═════ Records supplied

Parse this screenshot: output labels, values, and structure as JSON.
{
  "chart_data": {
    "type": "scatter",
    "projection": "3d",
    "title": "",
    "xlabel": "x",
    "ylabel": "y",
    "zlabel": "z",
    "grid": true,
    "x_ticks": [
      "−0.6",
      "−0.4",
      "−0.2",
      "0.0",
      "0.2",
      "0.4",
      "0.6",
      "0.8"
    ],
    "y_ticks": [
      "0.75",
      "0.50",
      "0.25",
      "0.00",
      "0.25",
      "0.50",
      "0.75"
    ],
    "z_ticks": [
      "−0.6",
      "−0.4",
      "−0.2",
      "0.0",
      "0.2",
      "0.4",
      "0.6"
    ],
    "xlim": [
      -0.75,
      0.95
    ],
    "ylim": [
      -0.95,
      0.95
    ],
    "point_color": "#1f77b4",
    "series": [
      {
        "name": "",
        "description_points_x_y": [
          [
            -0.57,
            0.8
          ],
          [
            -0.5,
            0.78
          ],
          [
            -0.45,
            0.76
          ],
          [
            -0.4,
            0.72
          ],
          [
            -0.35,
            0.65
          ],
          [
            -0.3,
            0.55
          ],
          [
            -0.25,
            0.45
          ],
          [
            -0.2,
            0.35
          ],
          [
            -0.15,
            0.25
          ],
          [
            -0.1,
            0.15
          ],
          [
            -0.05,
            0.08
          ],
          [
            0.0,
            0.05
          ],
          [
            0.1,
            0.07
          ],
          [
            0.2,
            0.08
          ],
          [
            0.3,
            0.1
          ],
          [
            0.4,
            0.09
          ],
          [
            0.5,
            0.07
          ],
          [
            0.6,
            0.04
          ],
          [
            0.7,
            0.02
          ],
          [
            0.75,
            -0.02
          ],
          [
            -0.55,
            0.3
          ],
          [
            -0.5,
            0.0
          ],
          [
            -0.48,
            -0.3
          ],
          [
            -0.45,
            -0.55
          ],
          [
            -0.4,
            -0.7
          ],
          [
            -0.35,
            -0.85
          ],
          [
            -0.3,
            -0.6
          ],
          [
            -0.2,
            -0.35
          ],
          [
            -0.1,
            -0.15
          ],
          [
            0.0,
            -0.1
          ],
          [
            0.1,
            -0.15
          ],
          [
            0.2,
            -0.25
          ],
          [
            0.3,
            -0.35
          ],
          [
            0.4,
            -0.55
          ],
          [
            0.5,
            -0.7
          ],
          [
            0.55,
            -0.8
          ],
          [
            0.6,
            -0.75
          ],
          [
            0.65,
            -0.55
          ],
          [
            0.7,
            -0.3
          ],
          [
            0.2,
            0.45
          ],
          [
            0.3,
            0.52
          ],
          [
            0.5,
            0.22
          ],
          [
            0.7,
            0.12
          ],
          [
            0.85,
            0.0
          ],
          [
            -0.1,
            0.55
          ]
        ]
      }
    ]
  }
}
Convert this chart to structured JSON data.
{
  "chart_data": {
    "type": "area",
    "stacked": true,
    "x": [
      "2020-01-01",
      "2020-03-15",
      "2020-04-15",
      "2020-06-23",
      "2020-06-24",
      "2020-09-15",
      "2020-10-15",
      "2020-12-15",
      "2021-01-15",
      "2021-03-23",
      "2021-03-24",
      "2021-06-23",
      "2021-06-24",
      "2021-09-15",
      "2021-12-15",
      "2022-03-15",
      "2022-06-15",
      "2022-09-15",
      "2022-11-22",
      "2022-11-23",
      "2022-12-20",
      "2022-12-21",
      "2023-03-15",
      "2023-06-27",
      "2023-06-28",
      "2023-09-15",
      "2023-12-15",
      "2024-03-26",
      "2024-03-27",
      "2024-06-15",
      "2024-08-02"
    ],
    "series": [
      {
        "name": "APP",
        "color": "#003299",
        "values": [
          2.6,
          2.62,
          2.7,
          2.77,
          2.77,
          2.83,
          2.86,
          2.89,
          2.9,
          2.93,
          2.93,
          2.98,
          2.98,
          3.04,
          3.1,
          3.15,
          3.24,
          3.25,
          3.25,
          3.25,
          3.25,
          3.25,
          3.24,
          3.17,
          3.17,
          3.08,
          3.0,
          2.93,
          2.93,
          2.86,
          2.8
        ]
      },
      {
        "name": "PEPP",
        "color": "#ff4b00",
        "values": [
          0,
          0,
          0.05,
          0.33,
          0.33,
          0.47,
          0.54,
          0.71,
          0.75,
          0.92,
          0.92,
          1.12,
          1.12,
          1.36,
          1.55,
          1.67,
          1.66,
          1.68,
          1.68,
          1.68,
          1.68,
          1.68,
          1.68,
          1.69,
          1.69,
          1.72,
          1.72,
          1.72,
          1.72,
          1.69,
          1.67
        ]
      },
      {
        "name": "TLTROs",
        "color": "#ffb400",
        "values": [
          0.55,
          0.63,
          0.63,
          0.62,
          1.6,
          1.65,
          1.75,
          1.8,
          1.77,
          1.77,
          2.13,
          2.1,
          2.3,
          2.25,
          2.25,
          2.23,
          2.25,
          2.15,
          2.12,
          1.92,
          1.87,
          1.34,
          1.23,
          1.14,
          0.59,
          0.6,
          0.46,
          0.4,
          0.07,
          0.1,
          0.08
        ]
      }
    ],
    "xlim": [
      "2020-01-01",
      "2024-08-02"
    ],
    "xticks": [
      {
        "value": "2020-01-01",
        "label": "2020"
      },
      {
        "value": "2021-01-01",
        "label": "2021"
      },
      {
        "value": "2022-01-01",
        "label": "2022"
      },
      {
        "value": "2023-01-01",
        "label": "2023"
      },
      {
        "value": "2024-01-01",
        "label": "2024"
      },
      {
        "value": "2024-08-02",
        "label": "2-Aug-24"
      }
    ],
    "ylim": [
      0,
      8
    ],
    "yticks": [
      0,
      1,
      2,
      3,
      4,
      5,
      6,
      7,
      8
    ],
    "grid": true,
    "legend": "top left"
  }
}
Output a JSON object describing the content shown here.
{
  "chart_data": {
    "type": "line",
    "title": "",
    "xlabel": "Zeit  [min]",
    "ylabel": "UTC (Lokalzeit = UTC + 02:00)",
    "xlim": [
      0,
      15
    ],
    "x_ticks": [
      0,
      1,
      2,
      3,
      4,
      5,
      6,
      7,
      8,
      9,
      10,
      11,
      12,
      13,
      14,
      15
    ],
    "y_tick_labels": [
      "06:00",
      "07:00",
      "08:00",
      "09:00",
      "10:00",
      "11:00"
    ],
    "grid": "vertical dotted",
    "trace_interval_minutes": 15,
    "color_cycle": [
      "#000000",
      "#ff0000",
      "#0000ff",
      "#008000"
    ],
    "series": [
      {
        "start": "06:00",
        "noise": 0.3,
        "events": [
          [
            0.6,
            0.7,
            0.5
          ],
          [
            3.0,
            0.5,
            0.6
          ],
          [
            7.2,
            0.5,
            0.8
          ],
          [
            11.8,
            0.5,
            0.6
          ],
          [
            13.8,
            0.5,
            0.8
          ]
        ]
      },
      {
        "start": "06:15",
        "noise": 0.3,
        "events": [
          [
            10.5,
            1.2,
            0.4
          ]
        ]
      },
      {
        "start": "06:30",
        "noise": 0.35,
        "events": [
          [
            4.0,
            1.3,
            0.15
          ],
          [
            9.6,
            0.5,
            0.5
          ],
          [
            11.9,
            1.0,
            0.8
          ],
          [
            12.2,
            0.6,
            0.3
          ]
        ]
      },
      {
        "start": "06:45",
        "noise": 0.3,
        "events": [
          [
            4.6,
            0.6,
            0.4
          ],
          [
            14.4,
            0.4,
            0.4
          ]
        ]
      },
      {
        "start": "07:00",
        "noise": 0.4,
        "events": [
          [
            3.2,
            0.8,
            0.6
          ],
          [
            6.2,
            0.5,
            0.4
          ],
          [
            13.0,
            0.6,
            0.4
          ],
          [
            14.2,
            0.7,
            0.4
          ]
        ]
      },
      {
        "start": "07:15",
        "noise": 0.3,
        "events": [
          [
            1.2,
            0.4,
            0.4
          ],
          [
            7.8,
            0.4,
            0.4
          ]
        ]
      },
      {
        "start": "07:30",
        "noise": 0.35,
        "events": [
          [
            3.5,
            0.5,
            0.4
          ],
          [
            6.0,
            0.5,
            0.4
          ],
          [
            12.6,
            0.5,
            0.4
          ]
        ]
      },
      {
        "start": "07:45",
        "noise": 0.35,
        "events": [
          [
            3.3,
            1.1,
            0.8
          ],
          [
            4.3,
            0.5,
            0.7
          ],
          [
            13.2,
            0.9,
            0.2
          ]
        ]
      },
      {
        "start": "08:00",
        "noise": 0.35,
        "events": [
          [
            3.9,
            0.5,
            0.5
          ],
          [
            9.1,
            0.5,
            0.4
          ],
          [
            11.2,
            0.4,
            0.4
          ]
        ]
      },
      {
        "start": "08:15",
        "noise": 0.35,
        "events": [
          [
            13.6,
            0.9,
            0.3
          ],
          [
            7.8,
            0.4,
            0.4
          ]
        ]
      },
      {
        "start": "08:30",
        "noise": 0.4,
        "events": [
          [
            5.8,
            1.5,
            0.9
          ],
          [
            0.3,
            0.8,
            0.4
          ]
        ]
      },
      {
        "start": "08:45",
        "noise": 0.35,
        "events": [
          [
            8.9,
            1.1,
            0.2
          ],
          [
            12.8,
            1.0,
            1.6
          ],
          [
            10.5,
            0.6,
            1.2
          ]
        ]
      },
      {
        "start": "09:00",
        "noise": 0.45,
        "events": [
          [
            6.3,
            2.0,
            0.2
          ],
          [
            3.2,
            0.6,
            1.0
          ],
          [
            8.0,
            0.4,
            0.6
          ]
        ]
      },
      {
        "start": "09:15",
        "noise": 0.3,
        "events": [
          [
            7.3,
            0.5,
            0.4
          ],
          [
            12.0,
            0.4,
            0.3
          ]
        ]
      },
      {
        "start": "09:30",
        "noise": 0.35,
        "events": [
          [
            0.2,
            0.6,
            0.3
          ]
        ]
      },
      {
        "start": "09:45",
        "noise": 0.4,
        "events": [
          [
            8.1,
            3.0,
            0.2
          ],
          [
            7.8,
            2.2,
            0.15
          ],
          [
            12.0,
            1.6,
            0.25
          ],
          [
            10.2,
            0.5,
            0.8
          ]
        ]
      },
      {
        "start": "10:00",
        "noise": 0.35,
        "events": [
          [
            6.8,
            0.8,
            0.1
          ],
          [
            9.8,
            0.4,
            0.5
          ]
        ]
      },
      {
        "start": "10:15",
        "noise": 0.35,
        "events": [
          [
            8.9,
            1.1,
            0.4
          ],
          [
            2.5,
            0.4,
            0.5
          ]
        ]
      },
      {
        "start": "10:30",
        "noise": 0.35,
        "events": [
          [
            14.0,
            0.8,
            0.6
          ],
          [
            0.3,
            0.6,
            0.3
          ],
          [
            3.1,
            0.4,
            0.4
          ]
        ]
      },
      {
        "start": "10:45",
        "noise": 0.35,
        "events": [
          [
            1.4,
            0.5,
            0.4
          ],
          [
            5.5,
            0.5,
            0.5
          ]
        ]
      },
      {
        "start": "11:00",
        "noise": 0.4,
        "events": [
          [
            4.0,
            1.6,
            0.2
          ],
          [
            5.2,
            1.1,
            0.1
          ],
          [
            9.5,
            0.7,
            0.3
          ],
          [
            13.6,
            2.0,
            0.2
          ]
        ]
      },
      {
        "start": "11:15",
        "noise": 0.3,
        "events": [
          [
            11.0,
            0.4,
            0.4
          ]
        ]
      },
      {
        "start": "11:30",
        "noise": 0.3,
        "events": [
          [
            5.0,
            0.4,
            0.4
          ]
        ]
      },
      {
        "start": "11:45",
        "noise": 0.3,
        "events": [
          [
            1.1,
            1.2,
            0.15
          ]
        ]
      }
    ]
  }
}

══════════

* _What to produce_
Extract all lines containing the word "ylabel".

* _Full response_
    "ylabel": "y",
    "ylabel": "UTC (Lokalzeit = UTC + 02:00)",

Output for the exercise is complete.